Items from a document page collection
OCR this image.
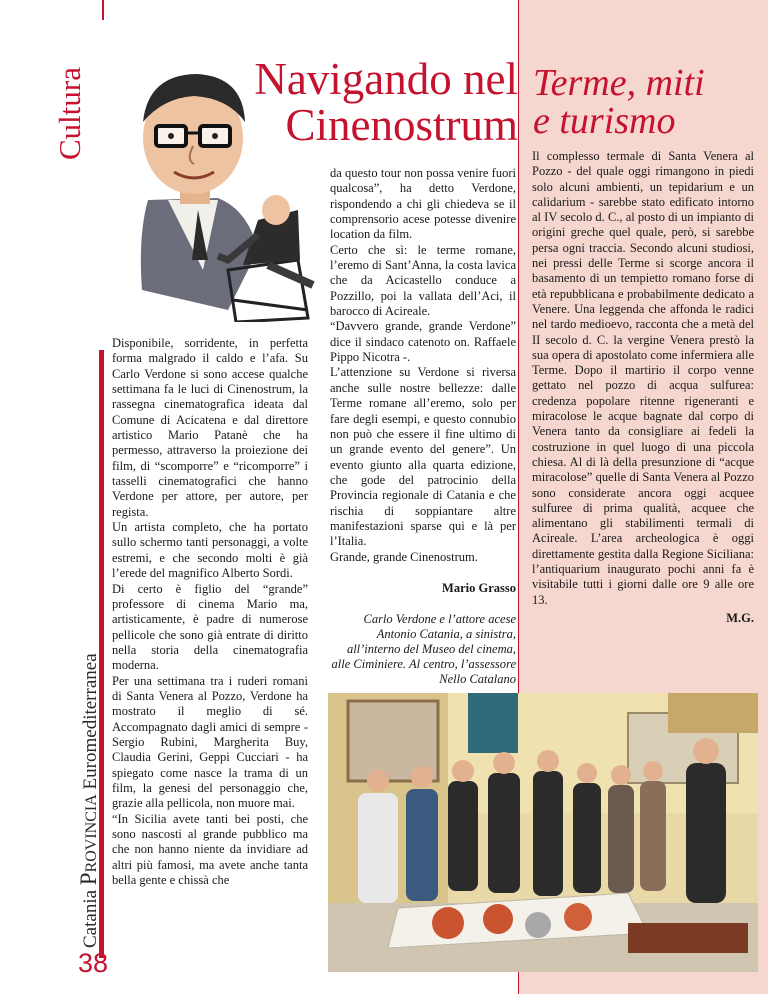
Cultura
Catania Provincia Euromediterranea
38
Navigando nel
Cinenostrum

Disponibile, sorridente, in perfetta forma malgrado il caldo e l’afa. Su Carlo Verdone si sono accese qualche settimana fa le luci di Cinenostrum, la rassegna cinematografica ideata dal Comune di Acicatena e dal direttore artistico Mario Patanè che ha permesso, attraverso la proiezione dei film, di “scomporre” e “ricomporre” i tasselli cinematografici che hanno Verdone per attore, per autore, per regista.

Un artista completo, che ha portato sullo schermo tanti personaggi, a volte estremi, e che secondo molti è già l’erede del magnifico Alberto Sordi.

Di certo è figlio del “grande” professore di cinema Mario ma, artisticamente, è padre di numerose pellicole che sono già entrate di diritto nella storia della cinematografia moderna.

Per una settimana tra i ruderi romani di Santa Venera al Pozzo, Verdone ha mostrato il meglio di sé. Accompagnato dagli amici di sempre - Sergio Rubini, Margherita Buy, Claudia Gerini, Geppi Cucciari - ha spiegato come nasce la trama di un film, la genesi del personaggio che, grazie alla pellicola, non muore mai.

“In Sicilia avete tanti bei posti, che sono nascosti al grande pubblico ma che non hanno niente da invidiare ad altri più famosi, ma avete anche tanta bella gente e chissà che

da questo tour non possa venire fuori qualcosa”, ha detto Verdone, rispondendo a chi gli chiedeva se il comprensorio acese potesse divenire location da film.

Certo che sì: le terme romane, l’eremo di Sant’Anna, la costa lavica che da Acicastello conduce a Pozzillo, poi la vallata dell’Aci, il barocco di Acireale.

“Davvero grande, grande Verdone” dice il sindaco catenoto on. Raffaele Pippo Nicotra -.

L’attenzione su Verdone si riversa anche sulle nostre bellezze: dalle Terme romane all’eremo, solo per fare degli esempi, e questo connubio non può che essere il fine ultimo di un grande evento del genere”. Un evento giunto alla quarta edizione, che gode del patrocinio della Provincia regionale di Catania e che rischia di soppiantare altre manifestazioni sparse qui e là per l’Italia.

Grande, grande Cinenostrum.

Mario Grasso

Carlo Verdone e l’attore acese Antonio Catania, a sinistra, all’interno del Museo del cinema, alle Ciminiere. Al centro, l’assessore Nello Catalano

Terme, miti
e turismo

Il complesso termale di Santa Venera al Pozzo - del quale oggi rimangono in piedi solo alcuni ambienti, un tepidarium e un calidarium - sarebbe stato edificato intorno al IV secolo d. C., al posto di un impianto di origini greche quel quale, però, si sarebbe persa ogni traccia. Secondo alcuni studiosi, nei pressi delle Terme si scorge ancora il basamento di un tempietto romano forse di età repubblicana e probabilmente dedicato a Venere. Una leggenda che affonda le radici nel tardo medioevo, racconta che a metà del II secolo d. C. la vergine Venera prestò la sua opera di apostolato come infermiera alle Terme. Dopo il martirio il corpo venne gettato nel pozzo di acqua sulfurea: credenza popolare ritenne rigeneranti e miracolose le acque bagnate dal corpo di Venera tanto da consigliare ai fedeli la costruzione in quel luogo di una piccola chiesa. Al di là della presunzione di “acque miracolose” quelle di Santa Venera al Pozzo sono considerate ancora oggi acquee sulfuree di prima qualità, acquee che alimentano gli stabilimenti termali di Acireale. L’area archeologica è oggi direttamente gestita dalla Regione Siciliana: l’antiquarium inaugurato pochi anni fa è visitabile tutti i giorni dalle ore 9 alle ore 13.

M.G.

TASK INSTRUCTIONS = Among the entries, find each line that includes the string "Cinenostrum" and copy it.

RESULT OF THIS EXERCISE =
Cinenostrum
Disponibile, sorridente, in perfetta forma malgrado il caldo e l’afa. Su Carlo Verdone si sono accese qualche settimana fa le luci di Cinenostrum, la rassegna cinematografica ideata dal Comune di Acicatena e dal direttore artistico Mario Patanè che ha permesso, attraverso la proiezione dei film, di “scomporre” e “ricomporre” i tasselli cinematografici che hanno Verdone per attore, per autore, per regista.
Grande, grande Cinenostrum.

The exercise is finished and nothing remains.